_INSTRUCTIONS TO FOLLOW_: Copy out every line in the entries below that includes "section".

┄┄┄┄┄┄┄┄┄┄

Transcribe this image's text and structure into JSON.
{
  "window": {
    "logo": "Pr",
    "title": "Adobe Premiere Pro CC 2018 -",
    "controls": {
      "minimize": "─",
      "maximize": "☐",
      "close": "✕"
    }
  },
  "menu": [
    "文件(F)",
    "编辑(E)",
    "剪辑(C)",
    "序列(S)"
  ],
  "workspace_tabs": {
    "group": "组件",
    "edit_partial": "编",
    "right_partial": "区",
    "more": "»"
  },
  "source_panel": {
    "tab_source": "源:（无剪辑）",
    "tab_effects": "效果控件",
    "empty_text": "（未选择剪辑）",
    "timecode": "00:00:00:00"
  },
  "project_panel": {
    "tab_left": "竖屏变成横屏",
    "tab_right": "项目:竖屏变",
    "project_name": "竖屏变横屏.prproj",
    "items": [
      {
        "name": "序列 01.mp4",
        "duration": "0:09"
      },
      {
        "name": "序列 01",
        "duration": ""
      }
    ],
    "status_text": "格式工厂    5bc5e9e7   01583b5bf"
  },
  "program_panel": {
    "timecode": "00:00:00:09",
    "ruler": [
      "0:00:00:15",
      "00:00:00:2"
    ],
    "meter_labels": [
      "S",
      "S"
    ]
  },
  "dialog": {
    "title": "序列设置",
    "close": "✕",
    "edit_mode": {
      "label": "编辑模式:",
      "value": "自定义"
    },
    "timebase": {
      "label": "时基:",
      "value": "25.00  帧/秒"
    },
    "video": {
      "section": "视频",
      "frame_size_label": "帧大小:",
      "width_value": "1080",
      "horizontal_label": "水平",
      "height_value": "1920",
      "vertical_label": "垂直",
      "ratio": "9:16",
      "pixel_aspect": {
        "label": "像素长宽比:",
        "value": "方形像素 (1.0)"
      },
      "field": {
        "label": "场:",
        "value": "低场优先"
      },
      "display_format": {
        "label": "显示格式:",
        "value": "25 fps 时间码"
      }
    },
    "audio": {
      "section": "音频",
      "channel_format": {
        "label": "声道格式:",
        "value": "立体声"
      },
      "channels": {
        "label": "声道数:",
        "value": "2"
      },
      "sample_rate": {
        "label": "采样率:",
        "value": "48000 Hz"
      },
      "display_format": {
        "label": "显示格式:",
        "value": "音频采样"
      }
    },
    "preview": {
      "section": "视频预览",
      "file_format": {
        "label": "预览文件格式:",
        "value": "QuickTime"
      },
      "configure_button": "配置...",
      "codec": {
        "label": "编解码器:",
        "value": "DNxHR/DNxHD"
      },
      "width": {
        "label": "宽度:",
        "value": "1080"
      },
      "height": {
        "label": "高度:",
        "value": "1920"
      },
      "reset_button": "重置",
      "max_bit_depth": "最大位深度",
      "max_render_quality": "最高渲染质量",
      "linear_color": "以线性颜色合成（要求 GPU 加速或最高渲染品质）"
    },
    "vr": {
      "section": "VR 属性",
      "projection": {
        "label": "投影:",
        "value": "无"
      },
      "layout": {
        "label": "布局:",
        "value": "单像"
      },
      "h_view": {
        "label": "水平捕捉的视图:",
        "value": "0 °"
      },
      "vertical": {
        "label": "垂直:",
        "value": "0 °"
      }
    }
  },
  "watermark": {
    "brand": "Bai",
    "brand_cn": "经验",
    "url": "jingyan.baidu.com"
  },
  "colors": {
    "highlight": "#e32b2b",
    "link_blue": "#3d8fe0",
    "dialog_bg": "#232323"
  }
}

┄┄┄┄┄┄┄┄┄┄

_WRITTEN SOLUTION_:
      "section": "视频",
      "section": "音频",
      "section": "视频预览",
      "section": "VR 属性",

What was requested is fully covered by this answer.